Provided entries:
%%
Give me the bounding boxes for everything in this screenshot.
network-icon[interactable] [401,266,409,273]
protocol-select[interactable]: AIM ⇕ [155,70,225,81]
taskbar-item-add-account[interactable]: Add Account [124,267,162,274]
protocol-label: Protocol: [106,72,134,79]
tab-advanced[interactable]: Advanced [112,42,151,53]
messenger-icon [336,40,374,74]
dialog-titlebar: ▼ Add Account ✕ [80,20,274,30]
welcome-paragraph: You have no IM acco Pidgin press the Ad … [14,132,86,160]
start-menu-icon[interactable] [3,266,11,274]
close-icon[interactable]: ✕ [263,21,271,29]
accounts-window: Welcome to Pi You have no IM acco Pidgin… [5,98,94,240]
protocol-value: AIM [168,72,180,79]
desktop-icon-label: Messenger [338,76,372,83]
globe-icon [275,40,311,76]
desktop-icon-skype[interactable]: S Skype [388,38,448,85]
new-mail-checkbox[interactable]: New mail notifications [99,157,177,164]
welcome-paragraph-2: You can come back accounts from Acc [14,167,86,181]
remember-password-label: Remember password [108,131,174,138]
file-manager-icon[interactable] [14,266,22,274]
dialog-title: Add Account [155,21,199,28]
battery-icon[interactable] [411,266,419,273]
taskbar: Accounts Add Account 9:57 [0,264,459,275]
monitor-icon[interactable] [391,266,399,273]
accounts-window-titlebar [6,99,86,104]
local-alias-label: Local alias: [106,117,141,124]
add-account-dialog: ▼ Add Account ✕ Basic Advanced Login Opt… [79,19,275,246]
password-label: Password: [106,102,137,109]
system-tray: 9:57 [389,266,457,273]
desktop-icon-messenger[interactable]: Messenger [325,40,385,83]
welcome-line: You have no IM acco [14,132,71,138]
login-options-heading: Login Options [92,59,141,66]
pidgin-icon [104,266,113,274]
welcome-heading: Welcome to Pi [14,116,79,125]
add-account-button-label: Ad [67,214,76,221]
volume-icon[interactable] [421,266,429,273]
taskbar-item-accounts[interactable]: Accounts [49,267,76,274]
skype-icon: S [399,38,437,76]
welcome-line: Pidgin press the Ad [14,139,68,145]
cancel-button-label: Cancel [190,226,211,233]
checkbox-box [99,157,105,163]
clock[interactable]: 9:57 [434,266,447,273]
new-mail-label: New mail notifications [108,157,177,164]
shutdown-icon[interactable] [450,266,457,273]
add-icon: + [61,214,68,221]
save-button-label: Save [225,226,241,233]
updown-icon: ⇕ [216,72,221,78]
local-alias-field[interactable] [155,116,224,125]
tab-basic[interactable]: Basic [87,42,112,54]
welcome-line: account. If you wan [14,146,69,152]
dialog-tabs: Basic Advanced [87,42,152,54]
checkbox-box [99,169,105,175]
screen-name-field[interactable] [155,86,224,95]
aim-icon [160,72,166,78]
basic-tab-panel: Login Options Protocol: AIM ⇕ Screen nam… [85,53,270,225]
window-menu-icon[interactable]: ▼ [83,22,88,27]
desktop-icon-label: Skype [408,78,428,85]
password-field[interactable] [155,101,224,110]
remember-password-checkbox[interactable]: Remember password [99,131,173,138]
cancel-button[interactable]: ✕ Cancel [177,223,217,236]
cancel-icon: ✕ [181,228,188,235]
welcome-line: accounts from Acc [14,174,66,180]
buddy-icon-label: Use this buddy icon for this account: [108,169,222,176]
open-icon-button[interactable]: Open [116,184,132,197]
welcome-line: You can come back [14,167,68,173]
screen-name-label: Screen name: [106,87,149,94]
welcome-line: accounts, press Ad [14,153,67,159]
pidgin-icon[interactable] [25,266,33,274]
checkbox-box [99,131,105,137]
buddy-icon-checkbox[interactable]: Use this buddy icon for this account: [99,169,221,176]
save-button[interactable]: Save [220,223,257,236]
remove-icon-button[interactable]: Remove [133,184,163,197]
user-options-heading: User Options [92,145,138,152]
%%
Exercise details: Return all of the rows above verbatim, each one unchanged and in its original order.

Solution for this exercise:
Give me the bounding boxes for everything in this screenshot.
network-icon[interactable] [401,266,409,273]
protocol-select[interactable]: AIM ⇕ [155,70,225,81]
taskbar-item-add-account[interactable]: Add Account [124,267,162,274]
protocol-label: Protocol: [106,72,134,79]
tab-advanced[interactable]: Advanced [112,42,151,53]
messenger-icon [336,40,374,74]
dialog-titlebar: ▼ Add Account ✕ [80,20,274,30]
welcome-paragraph: You have no IM acco Pidgin press the Ad … [14,132,86,160]
start-menu-icon[interactable] [3,266,11,274]
close-icon[interactable]: ✕ [263,21,271,29]
accounts-window: Welcome to Pi You have no IM acco Pidgin… [5,98,94,240]
protocol-value: AIM [168,72,180,79]
desktop-icon-label: Messenger [338,76,372,83]
globe-icon [275,40,311,76]
desktop-icon-skype[interactable]: S Skype [388,38,448,85]
new-mail-checkbox[interactable]: New mail notifications [99,157,177,164]
welcome-paragraph-2: You can come back accounts from Acc [14,167,86,181]
remember-password-label: Remember password [108,131,174,138]
file-manager-icon[interactable] [14,266,22,274]
dialog-title: Add Account [155,21,199,28]
battery-icon[interactable] [411,266,419,273]
taskbar: Accounts Add Account 9:57 [0,264,459,275]
monitor-icon[interactable] [391,266,399,273]
accounts-window-titlebar [6,99,86,104]
local-alias-label: Local alias: [106,117,141,124]
add-account-dialog: ▼ Add Account ✕ Basic Advanced Login Opt… [79,19,275,246]
password-label: Password: [106,102,137,109]
system-tray: 9:57 [389,266,457,273]
desktop-icon-messenger[interactable]: Messenger [325,40,385,83]
welcome-line: You have no IM acco [14,132,71,138]
login-options-heading: Login Options [92,59,141,66]
pidgin-icon [104,266,113,274]
welcome-heading: Welcome to Pi [14,116,79,125]
add-account-button-label: Ad [67,214,76,221]
volume-icon[interactable] [421,266,429,273]
taskbar-item-accounts[interactable]: Accounts [49,267,76,274]
skype-icon: S [399,38,437,76]
welcome-line: Pidgin press the Ad [14,139,68,145]
cancel-button-label: Cancel [190,226,211,233]
checkbox-box [99,157,105,163]
clock[interactable]: 9:57 [434,266,447,273]
new-mail-label: New mail notifications [108,157,177,164]
shutdown-icon[interactable] [450,266,457,273]
add-icon: + [61,214,68,221]
save-button-label: Save [225,226,241,233]
updown-icon: ⇕ [216,72,221,78]
local-alias-field[interactable] [155,116,224,125]
tab-basic[interactable]: Basic [87,42,112,54]
welcome-line: account. If you wan [14,146,69,152]
dialog-tabs: Basic Advanced [87,42,152,54]
checkbox-box [99,169,105,175]
screen-name-field[interactable] [155,86,224,95]
aim-icon [160,72,166,78]
basic-tab-panel: Login Options Protocol: AIM ⇕ Screen nam… [85,53,270,225]
window-menu-icon[interactable]: ▼ [83,22,88,27]
desktop-icon-label: Skype [408,78,428,85]
password-field[interactable] [155,101,224,110]
remember-password-checkbox[interactable]: Remember password [99,131,173,138]
cancel-button[interactable]: ✕ Cancel [177,223,217,236]
cancel-icon: ✕ [181,228,188,235]
welcome-line: accounts from Acc [14,174,66,180]
buddy-icon-label: Use this buddy icon for this account: [108,169,222,176]
open-icon-button[interactable]: Open [116,184,132,197]
welcome-line: You can come back [14,167,68,173]
screen-name-label: Screen name: [106,87,149,94]
welcome-line: accounts, press Ad [14,153,67,159]
pidgin-icon[interactable] [25,266,33,274]
checkbox-box [99,131,105,137]
buddy-icon-checkbox[interactable]: Use this buddy icon for this account: [99,169,221,176]
save-button[interactable]: Save [220,223,257,236]
remove-icon-button[interactable]: Remove [133,184,163,197]
user-options-heading: User Options [92,145,138,152]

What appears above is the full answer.